STATED GOAL
Could you copy every row below word for word, leaving out the pictures?
## Start GIVEN RECORDS
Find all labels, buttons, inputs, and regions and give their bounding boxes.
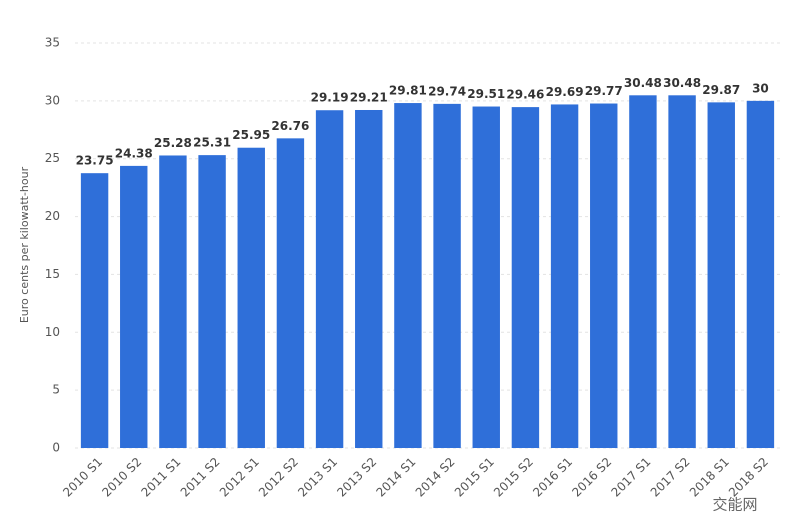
y-tick-label: 25	[45, 151, 60, 165]
value-label: 29.77	[585, 84, 623, 98]
x-tick-label: 2015 S2	[491, 455, 536, 500]
bar	[159, 155, 187, 448]
x-tick-label: 2014 S2	[413, 455, 458, 500]
value-label: 25.95	[232, 128, 270, 142]
value-label: 30	[752, 81, 769, 95]
x-tick-label: 2011 S2	[178, 455, 223, 500]
bar	[355, 109, 383, 449]
y-tick-label: 5	[52, 383, 60, 397]
value-label: 29.51	[467, 87, 505, 101]
x-tick-label: 2015 S1	[452, 455, 497, 500]
x-tick-label: 2010 S1	[60, 455, 105, 500]
value-label: 29.81	[389, 84, 427, 98]
bar	[276, 138, 305, 448]
value-label: 30.48	[663, 76, 701, 90]
y-axis-label: Euro cents per kilowatt-hour	[18, 166, 31, 323]
value-label: 29.21	[350, 90, 388, 104]
value-label: 24.38	[115, 146, 153, 160]
x-tick-label: 2012 S2	[256, 455, 301, 500]
value-label: 29.69	[546, 85, 584, 99]
x-tick-label: 2017 S1	[609, 455, 654, 500]
x-tick-label: 2014 S1	[374, 455, 419, 500]
bar	[394, 103, 422, 448]
x-tick-label: 2018 S2	[726, 455, 771, 500]
bar	[550, 104, 579, 449]
x-tick-label: 2016 S1	[530, 455, 575, 500]
bar	[472, 106, 500, 448]
x-tick-label: 2010 S2	[99, 455, 144, 500]
x-tick-label: 2017 S2	[648, 455, 693, 500]
bar	[198, 155, 226, 448]
value-label: 29.46	[506, 88, 544, 102]
y-tick-label: 0	[52, 441, 60, 455]
x-tick-label: 2013 S1	[295, 455, 340, 500]
x-tick-label: 2016 S2	[569, 455, 614, 500]
value-label: 30.48	[624, 76, 662, 90]
value-label: 25.31	[193, 136, 231, 150]
bar	[80, 173, 109, 448]
x-tick-label: 2011 S1	[139, 455, 184, 500]
y-tick-label: 35	[45, 36, 60, 50]
bar	[433, 103, 461, 448]
y-tick-label: 30	[45, 93, 60, 107]
bar	[707, 102, 735, 449]
bar	[120, 165, 148, 449]
value-label: 26.76	[271, 119, 309, 133]
bar	[590, 103, 618, 449]
y-tick-label: 15	[45, 267, 60, 281]
bar	[746, 100, 775, 448]
value-label: 29.74	[428, 84, 466, 98]
value-label: 29.87	[702, 83, 740, 97]
x-tick-label: 2013 S2	[334, 455, 379, 500]
bar	[629, 95, 657, 448]
bar	[511, 107, 540, 448]
watermark: 交能网	[712, 496, 757, 514]
x-tick-label: 2012 S1	[217, 455, 262, 500]
y-tick-label: 10	[45, 325, 60, 339]
value-label: 23.75	[76, 154, 114, 168]
value-label: 25.28	[154, 136, 192, 150]
value-label: 29.19	[311, 91, 349, 105]
bar	[668, 95, 696, 448]
bar	[237, 147, 265, 448]
bar	[315, 110, 344, 448]
y-tick-label: 20	[45, 209, 60, 223]
x-tick-label: 2018 S1	[687, 455, 732, 500]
## End GIVEN RECORDS
EXERCISE OUTPUT
Find all labels, buttons, inputs, and regions and give their bounding boxes.
y-tick-label: 25	[45, 151, 60, 165]
value-label: 29.77	[585, 84, 623, 98]
x-tick-label: 2015 S2	[491, 455, 536, 500]
bar	[159, 155, 187, 448]
x-tick-label: 2014 S2	[413, 455, 458, 500]
value-label: 25.95	[232, 128, 270, 142]
value-label: 30	[752, 81, 769, 95]
x-tick-label: 2011 S2	[178, 455, 223, 500]
bar	[355, 109, 383, 449]
y-tick-label: 5	[52, 383, 60, 397]
value-label: 29.51	[467, 87, 505, 101]
x-tick-label: 2015 S1	[452, 455, 497, 500]
x-tick-label: 2010 S1	[60, 455, 105, 500]
value-label: 29.81	[389, 84, 427, 98]
bar	[276, 138, 305, 448]
value-label: 30.48	[663, 76, 701, 90]
y-axis-label: Euro cents per kilowatt-hour	[18, 166, 31, 323]
value-label: 29.21	[350, 90, 388, 104]
value-label: 24.38	[115, 146, 153, 160]
x-tick-label: 2012 S2	[256, 455, 301, 500]
value-label: 29.69	[546, 85, 584, 99]
x-tick-label: 2017 S1	[609, 455, 654, 500]
x-tick-label: 2014 S1	[374, 455, 419, 500]
bar	[394, 103, 422, 448]
x-tick-label: 2018 S2	[726, 455, 771, 500]
bar	[550, 104, 579, 449]
x-tick-label: 2016 S1	[530, 455, 575, 500]
bar	[472, 106, 500, 448]
x-tick-label: 2010 S2	[99, 455, 144, 500]
x-tick-label: 2017 S2	[648, 455, 693, 500]
bar	[198, 155, 226, 448]
value-label: 29.46	[506, 88, 544, 102]
y-tick-label: 0	[52, 441, 60, 455]
x-tick-label: 2013 S1	[295, 455, 340, 500]
x-tick-label: 2016 S2	[569, 455, 614, 500]
value-label: 30.48	[624, 76, 662, 90]
value-label: 25.31	[193, 136, 231, 150]
bar	[80, 173, 109, 448]
x-tick-label: 2011 S1	[139, 455, 184, 500]
y-tick-label: 35	[45, 36, 60, 50]
bar	[433, 103, 461, 448]
y-tick-label: 30	[45, 93, 60, 107]
bar	[707, 102, 735, 449]
bar	[120, 165, 148, 449]
value-label: 26.76	[271, 119, 309, 133]
bar	[590, 103, 618, 449]
y-tick-label: 15	[45, 267, 60, 281]
bar	[746, 100, 775, 448]
value-label: 29.74	[428, 84, 466, 98]
value-label: 29.87	[702, 83, 740, 97]
x-tick-label: 2013 S2	[334, 455, 379, 500]
bar	[629, 95, 657, 448]
bar	[511, 107, 540, 448]
watermark: 交能网	[712, 496, 757, 514]
x-tick-label: 2012 S1	[217, 455, 262, 500]
y-tick-label: 10	[45, 325, 60, 339]
value-label: 23.75	[76, 154, 114, 168]
value-label: 25.28	[154, 136, 192, 150]
value-label: 29.19	[311, 91, 349, 105]
bar	[668, 95, 696, 448]
bar	[237, 147, 265, 448]
bar	[315, 110, 344, 448]
y-tick-label: 20	[45, 209, 60, 223]
x-tick-label: 2018 S1	[687, 455, 732, 500]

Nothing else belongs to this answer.